• GOAL OF THE EXERCISE:
List all lines of the data that include the string "channel".

— START OF DATASET RECORDS —

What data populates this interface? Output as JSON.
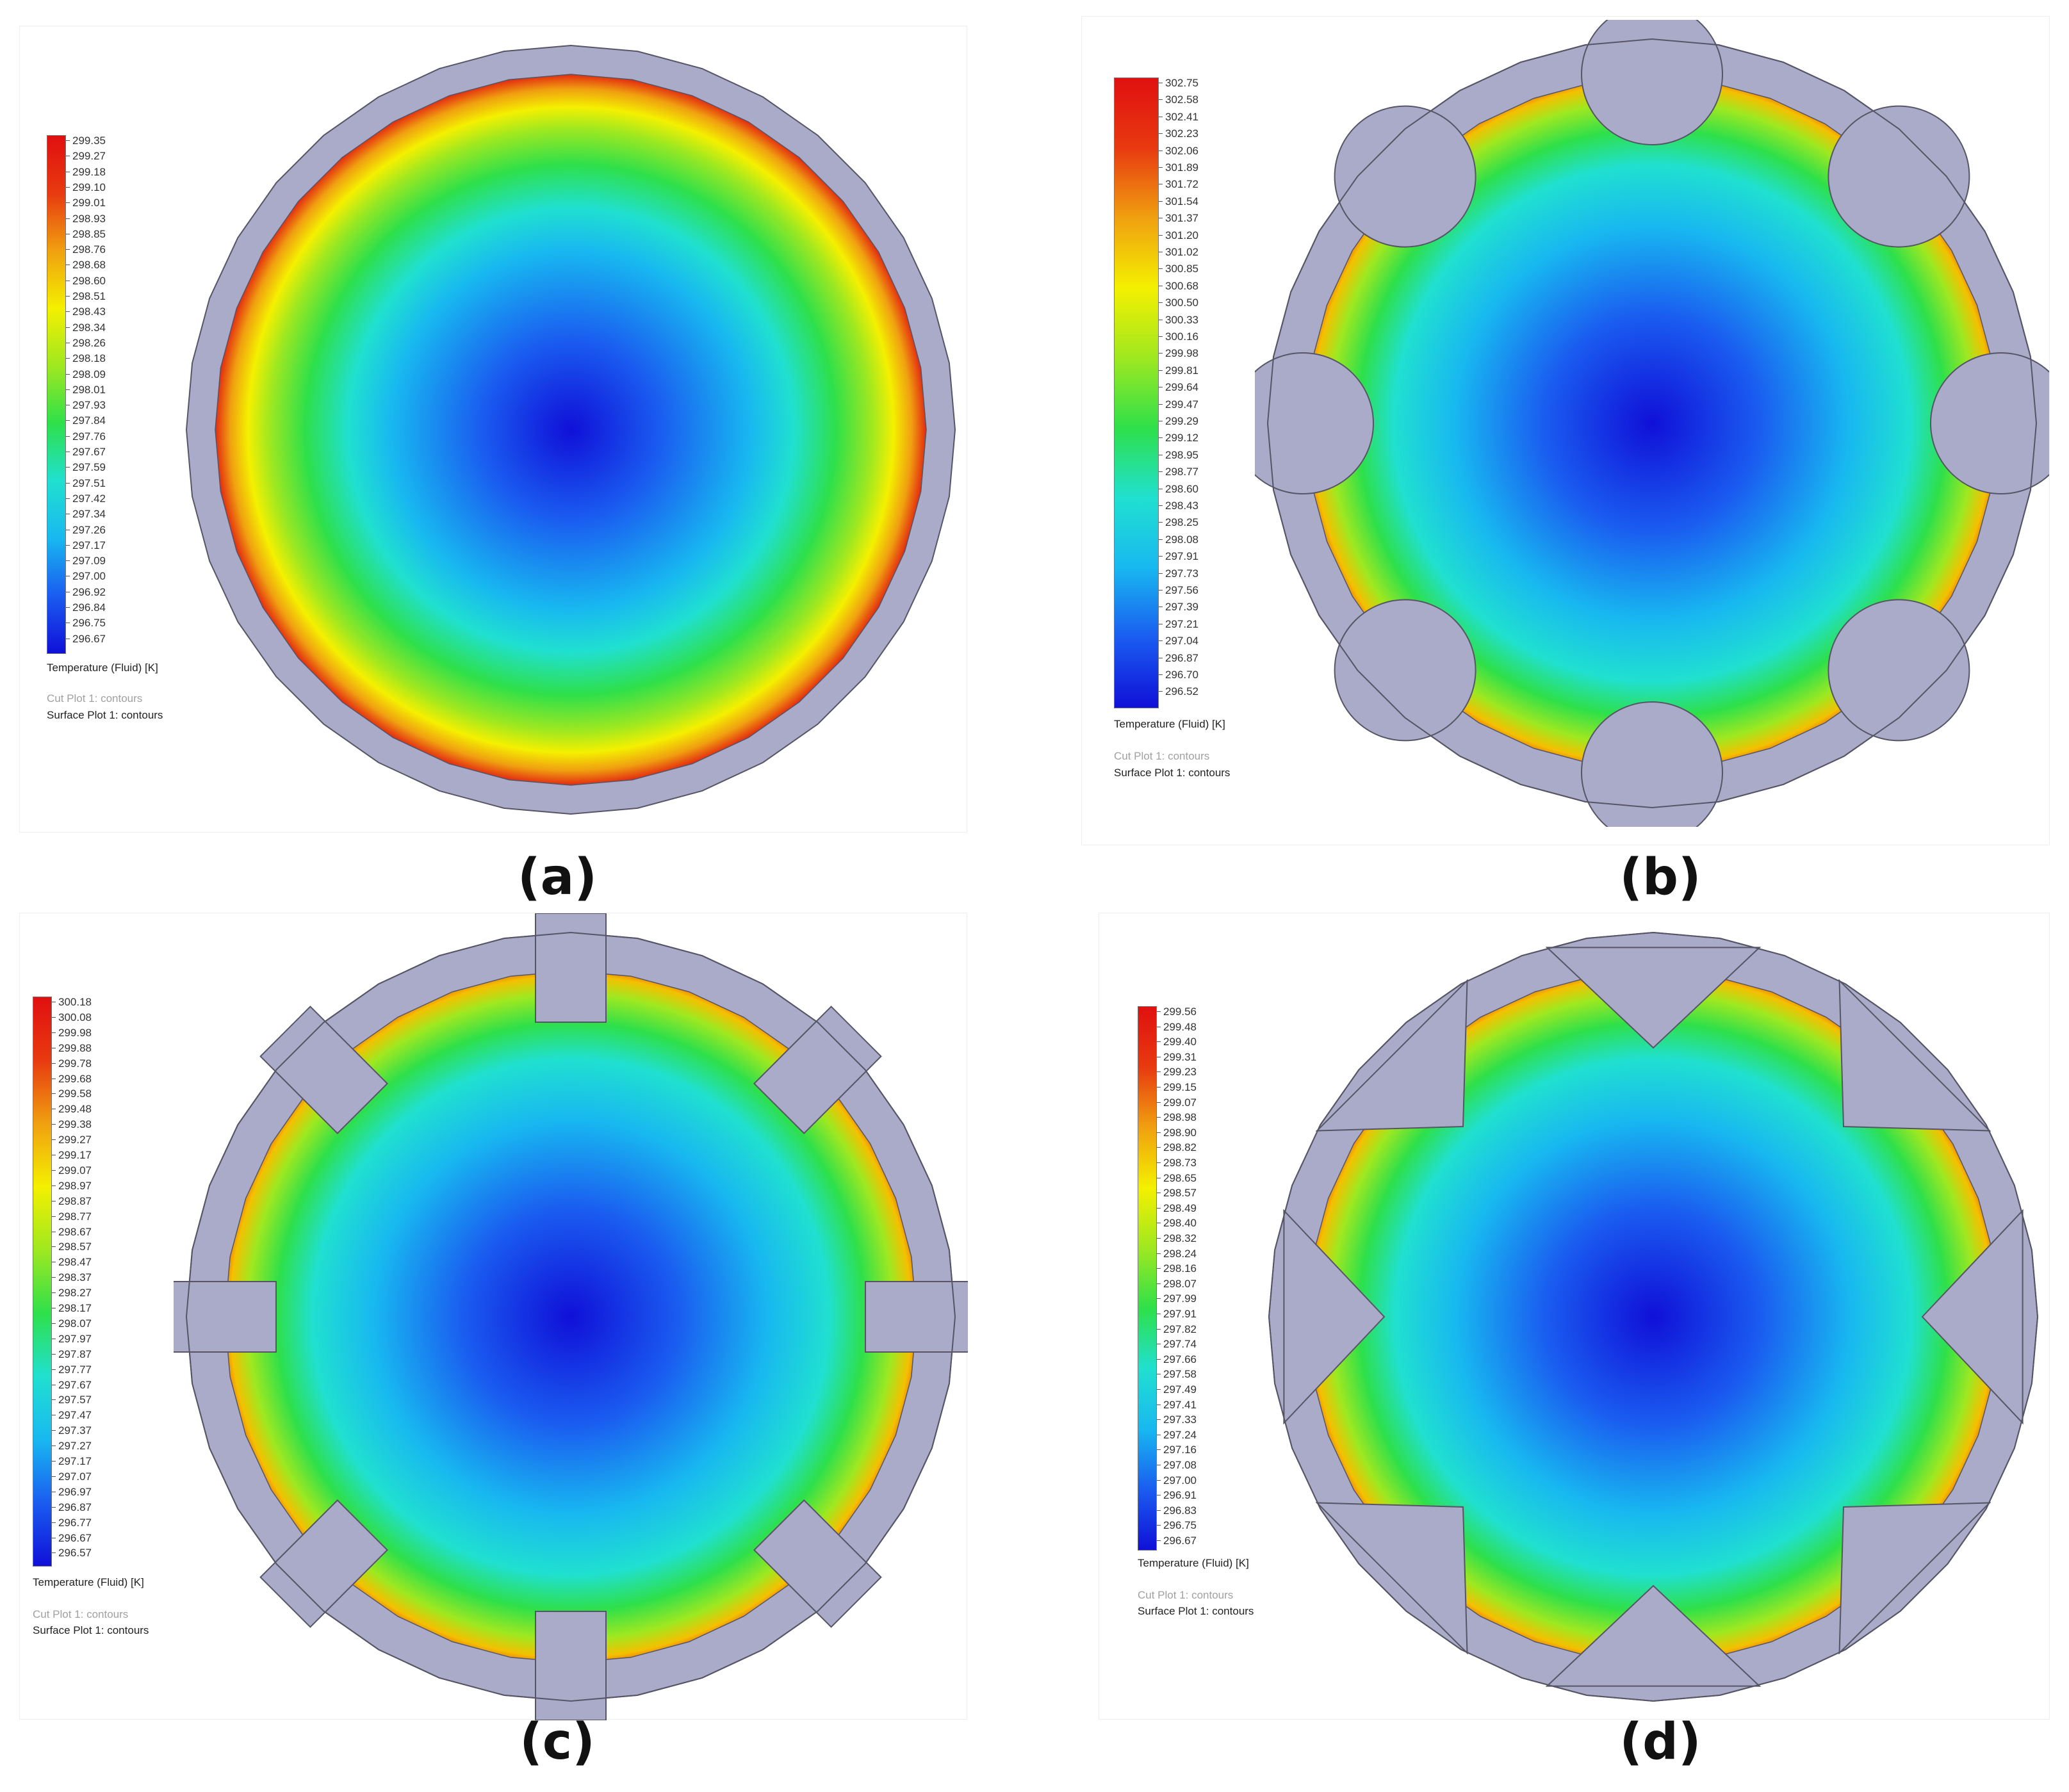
{
  "colors": {
    "solid": "#a9abc8",
    "outline": "#555566",
    "scale": [
      "#1010d8",
      "#1a5cf0",
      "#18b8f0",
      "#20e0d0",
      "#2ee04a",
      "#9fe820",
      "#f4f000",
      "#f0a010",
      "#e83a10",
      "#e01010"
    ]
  },
  "panels": [
    {
      "label": "(a)",
      "geometry_icon": "plain-circle-channel",
      "legend": {
        "ticks": [
          "299.35",
          "299.27",
          "299.18",
          "299.10",
          "299.01",
          "298.93",
          "298.85",
          "298.76",
          "298.68",
          "298.60",
          "298.51",
          "298.43",
          "298.34",
          "298.26",
          "298.18",
          "298.09",
          "298.01",
          "297.93",
          "297.84",
          "297.76",
          "297.67",
          "297.59",
          "297.51",
          "297.42",
          "297.34",
          "297.26",
          "297.17",
          "297.09",
          "297.00",
          "296.92",
          "296.84",
          "296.75",
          "296.67"
        ],
        "title": "Temperature (Fluid) [K]",
        "cut": "Cut Plot 1: contours",
        "surface": "Surface Plot 1: contours"
      }
    },
    {
      "label": "(b)",
      "geometry_icon": "semicircular-fins-channel",
      "legend": {
        "ticks": [
          "302.75",
          "302.58",
          "302.41",
          "302.23",
          "302.06",
          "301.89",
          "301.72",
          "301.54",
          "301.37",
          "301.20",
          "301.02",
          "300.85",
          "300.68",
          "300.50",
          "300.33",
          "300.16",
          "299.98",
          "299.81",
          "299.64",
          "299.47",
          "299.29",
          "299.12",
          "298.95",
          "298.77",
          "298.60",
          "298.43",
          "298.25",
          "298.08",
          "297.91",
          "297.73",
          "297.56",
          "297.39",
          "297.21",
          "297.04",
          "296.87",
          "296.70",
          "296.52"
        ],
        "title": "Temperature (Fluid) [K]",
        "cut": "Cut Plot 1: contours",
        "surface": "Surface Plot 1: contours"
      }
    },
    {
      "label": "(c)",
      "geometry_icon": "rectangular-fins-channel",
      "legend": {
        "ticks": [
          "300.18",
          "300.08",
          "299.98",
          "299.88",
          "299.78",
          "299.68",
          "299.58",
          "299.48",
          "299.38",
          "299.27",
          "299.17",
          "299.07",
          "298.97",
          "298.87",
          "298.77",
          "298.67",
          "298.57",
          "298.47",
          "298.37",
          "298.27",
          "298.17",
          "298.07",
          "297.97",
          "297.87",
          "297.77",
          "297.67",
          "297.57",
          "297.47",
          "297.37",
          "297.27",
          "297.17",
          "297.07",
          "296.97",
          "296.87",
          "296.77",
          "296.67",
          "296.57"
        ],
        "title": "Temperature (Fluid) [K]",
        "cut": "Cut Plot 1: contours",
        "surface": "Surface Plot 1: contours"
      }
    },
    {
      "label": "(d)",
      "geometry_icon": "triangular-fins-channel",
      "legend": {
        "ticks": [
          "299.56",
          "299.48",
          "299.40",
          "299.31",
          "299.23",
          "299.15",
          "299.07",
          "298.98",
          "298.90",
          "298.82",
          "298.73",
          "298.65",
          "298.57",
          "298.49",
          "298.40",
          "298.32",
          "298.24",
          "298.16",
          "298.07",
          "297.99",
          "297.91",
          "297.82",
          "297.74",
          "297.66",
          "297.58",
          "297.49",
          "297.41",
          "297.33",
          "297.24",
          "297.16",
          "297.08",
          "297.00",
          "296.91",
          "296.83",
          "296.75",
          "296.67"
        ],
        "title": "Temperature (Fluid) [K]",
        "cut": "Cut Plot 1: contours",
        "surface": "Surface Plot 1: contours"
      }
    }
  ]
}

— END OF DATASET RECORDS —

• WRITTEN REPLY:
      "geometry_icon": "plain-circle-channel",
      "geometry_icon": "semicircular-fins-channel",
      "geometry_icon": "rectangular-fins-channel",
      "geometry_icon": "triangular-fins-channel",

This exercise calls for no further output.